- WHAT THE EXERCISE ASKS
Show all lines of the listing that hold the word "this".

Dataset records
───
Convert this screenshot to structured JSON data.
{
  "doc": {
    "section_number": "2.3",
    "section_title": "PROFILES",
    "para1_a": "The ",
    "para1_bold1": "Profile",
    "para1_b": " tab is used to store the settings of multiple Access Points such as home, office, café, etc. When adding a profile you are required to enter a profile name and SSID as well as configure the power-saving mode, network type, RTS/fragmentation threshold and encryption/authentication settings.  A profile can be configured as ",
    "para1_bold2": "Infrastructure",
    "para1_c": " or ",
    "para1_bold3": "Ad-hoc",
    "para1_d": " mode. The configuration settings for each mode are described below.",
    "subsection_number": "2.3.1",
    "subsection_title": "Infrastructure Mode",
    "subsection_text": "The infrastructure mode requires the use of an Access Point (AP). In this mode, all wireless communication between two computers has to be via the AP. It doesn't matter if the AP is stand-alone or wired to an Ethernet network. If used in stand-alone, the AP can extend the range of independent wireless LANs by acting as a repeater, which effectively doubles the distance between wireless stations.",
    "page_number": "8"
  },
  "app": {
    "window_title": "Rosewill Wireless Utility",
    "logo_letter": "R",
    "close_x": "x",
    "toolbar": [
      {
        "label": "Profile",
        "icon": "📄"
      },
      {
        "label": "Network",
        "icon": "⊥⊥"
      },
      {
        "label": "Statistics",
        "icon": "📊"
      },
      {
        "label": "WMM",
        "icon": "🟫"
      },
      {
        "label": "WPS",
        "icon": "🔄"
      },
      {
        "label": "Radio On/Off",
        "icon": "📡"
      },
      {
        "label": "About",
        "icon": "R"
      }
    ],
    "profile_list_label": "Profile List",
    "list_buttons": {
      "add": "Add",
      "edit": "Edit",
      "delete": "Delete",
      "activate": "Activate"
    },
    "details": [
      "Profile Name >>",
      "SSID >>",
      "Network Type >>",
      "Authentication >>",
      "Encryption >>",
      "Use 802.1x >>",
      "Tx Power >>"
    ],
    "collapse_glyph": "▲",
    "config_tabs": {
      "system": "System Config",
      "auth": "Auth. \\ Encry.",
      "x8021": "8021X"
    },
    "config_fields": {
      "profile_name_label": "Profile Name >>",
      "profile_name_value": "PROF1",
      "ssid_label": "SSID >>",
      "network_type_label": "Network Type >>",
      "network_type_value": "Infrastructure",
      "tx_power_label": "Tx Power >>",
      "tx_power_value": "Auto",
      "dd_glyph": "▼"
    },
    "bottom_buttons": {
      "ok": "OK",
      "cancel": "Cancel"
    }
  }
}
───
- RESULT BELOW
Convert this screenshot to structured JSON data.
    "subsection_text": "The infrastructure mode requires the use of an Access Point (AP). In this mode, all wireless communication between two computers has to be via the AP. It doesn't matter if the AP is stand-alone or wired to an Ethernet network. If used in stand-alone, the AP can extend the range of independent wireless LANs by acting as a repeater, which effectively doubles the distance between wireless stations.",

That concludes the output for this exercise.